Write out the records from the line containing "What elements are" up to and including the line containing "left-phrase-column: An army", with "match-box-label" swapped for "phrase-label" and everything else left as is. Omit the pictures from your answer.

BEGIN RECORDS TO PROCESS

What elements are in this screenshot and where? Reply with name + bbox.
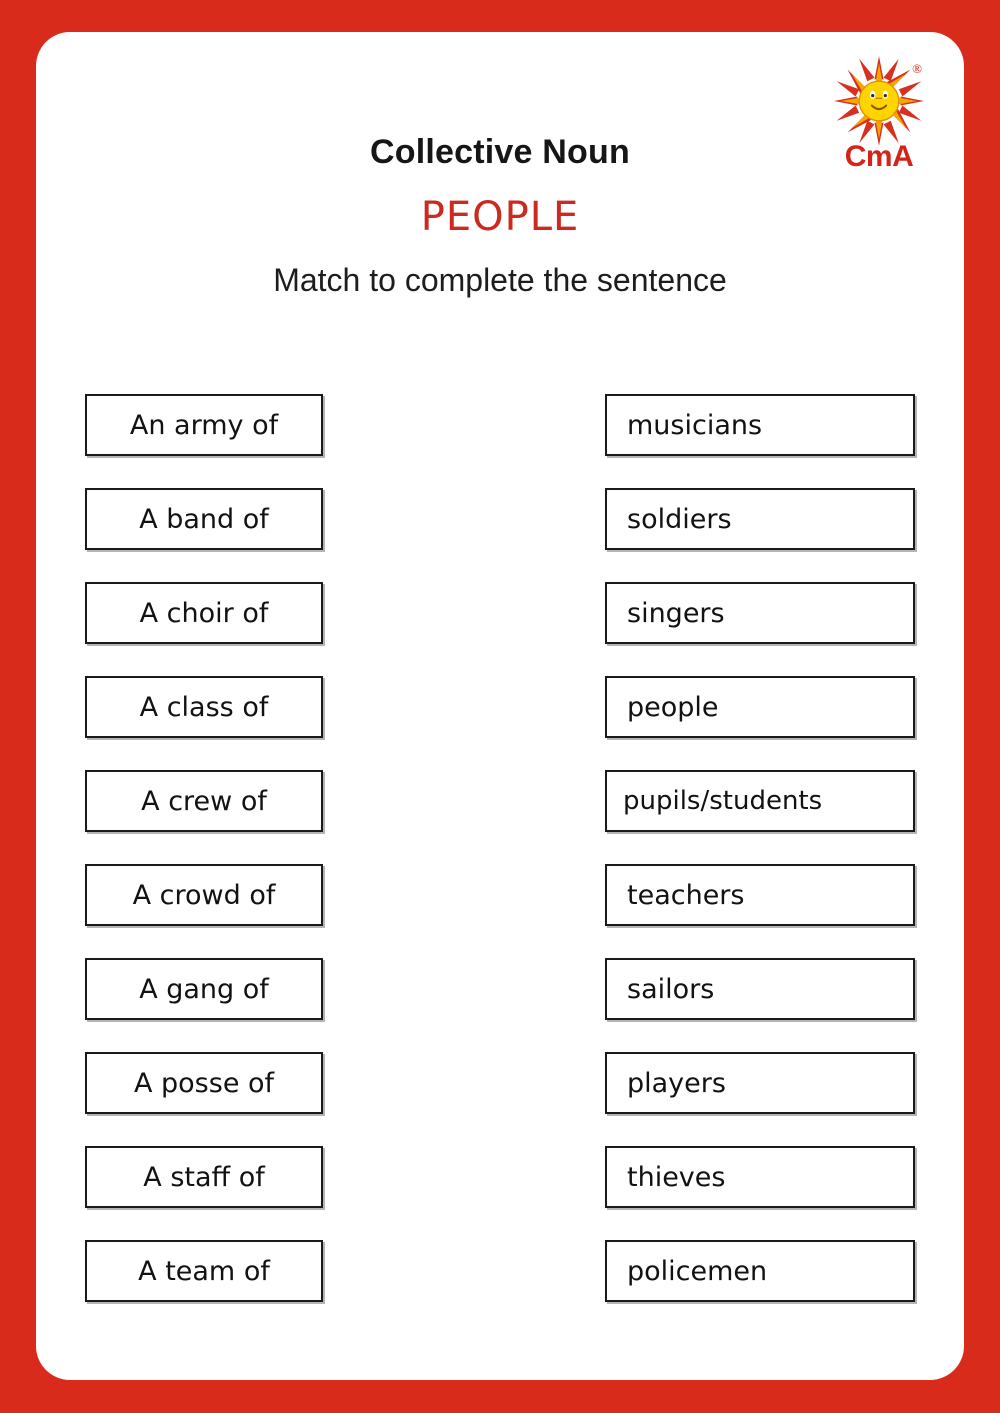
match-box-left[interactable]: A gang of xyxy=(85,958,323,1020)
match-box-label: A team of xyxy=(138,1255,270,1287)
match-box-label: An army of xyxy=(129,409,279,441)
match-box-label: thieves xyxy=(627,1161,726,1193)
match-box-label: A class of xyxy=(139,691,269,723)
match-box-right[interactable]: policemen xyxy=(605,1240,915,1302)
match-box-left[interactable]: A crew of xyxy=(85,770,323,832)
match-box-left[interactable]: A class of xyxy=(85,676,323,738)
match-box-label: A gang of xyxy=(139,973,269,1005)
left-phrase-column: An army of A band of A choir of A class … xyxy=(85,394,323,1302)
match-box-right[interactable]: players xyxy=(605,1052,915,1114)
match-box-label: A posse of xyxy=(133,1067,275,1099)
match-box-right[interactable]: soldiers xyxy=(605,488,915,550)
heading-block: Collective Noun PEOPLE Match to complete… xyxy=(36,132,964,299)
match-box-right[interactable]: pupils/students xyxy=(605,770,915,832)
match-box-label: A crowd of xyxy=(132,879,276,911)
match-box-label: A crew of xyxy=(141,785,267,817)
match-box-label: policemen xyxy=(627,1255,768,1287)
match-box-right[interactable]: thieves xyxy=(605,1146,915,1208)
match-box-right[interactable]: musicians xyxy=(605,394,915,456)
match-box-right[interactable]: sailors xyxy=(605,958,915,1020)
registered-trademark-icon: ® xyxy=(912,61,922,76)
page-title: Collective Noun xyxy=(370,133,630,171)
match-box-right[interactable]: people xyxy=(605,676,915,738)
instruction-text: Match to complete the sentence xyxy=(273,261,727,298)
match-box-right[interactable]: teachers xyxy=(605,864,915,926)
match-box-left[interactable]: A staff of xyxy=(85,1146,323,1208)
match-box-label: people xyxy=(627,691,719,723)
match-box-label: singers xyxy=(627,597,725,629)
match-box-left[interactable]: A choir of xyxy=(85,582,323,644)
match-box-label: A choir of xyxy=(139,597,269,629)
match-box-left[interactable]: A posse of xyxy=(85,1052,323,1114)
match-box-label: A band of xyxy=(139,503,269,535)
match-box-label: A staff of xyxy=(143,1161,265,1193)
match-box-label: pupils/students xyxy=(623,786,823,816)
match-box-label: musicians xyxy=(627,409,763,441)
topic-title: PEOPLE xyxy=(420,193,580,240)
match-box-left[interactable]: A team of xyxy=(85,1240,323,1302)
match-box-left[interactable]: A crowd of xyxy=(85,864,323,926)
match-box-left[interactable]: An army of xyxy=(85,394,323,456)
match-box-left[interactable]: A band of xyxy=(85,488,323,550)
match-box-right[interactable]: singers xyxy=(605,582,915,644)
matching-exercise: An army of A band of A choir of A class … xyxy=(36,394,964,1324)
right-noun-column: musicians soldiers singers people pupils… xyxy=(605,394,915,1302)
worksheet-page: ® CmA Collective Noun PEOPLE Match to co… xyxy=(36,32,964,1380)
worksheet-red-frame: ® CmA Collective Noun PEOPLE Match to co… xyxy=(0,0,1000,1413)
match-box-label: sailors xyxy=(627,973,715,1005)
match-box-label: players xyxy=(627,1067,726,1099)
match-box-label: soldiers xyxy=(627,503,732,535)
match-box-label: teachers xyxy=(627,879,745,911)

END RECORDS TO PROCESS
BEGIN RECORDS TO PROCESS

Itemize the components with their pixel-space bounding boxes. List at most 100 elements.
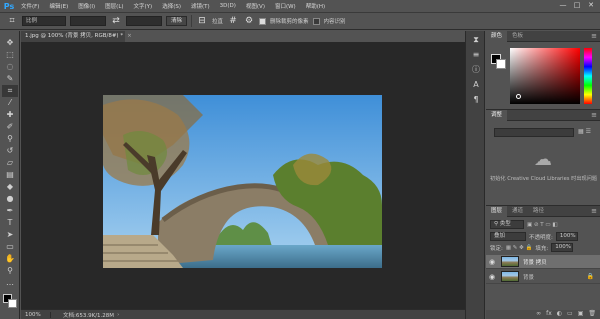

END RECORDS TO PROCESS

▸ THE SOLUTION:
What elements are in this screenshot and where? Reply with name + bbox.
match-box-left[interactable]: A gang of xyxy=(85,958,323,1020)
phrase-label: A team of xyxy=(138,1255,270,1287)
phrase-label: An army of xyxy=(129,409,279,441)
phrase-label: thieves xyxy=(627,1161,726,1193)
phrase-label: A class of xyxy=(139,691,269,723)
match-box-right[interactable]: policemen xyxy=(605,1240,915,1302)
match-box-left[interactable]: A crew of xyxy=(85,770,323,832)
match-box-left[interactable]: A class of xyxy=(85,676,323,738)
phrase-label: A gang of xyxy=(139,973,269,1005)
left-phrase-column: An army of A band of A choir of A class … xyxy=(85,394,323,1302)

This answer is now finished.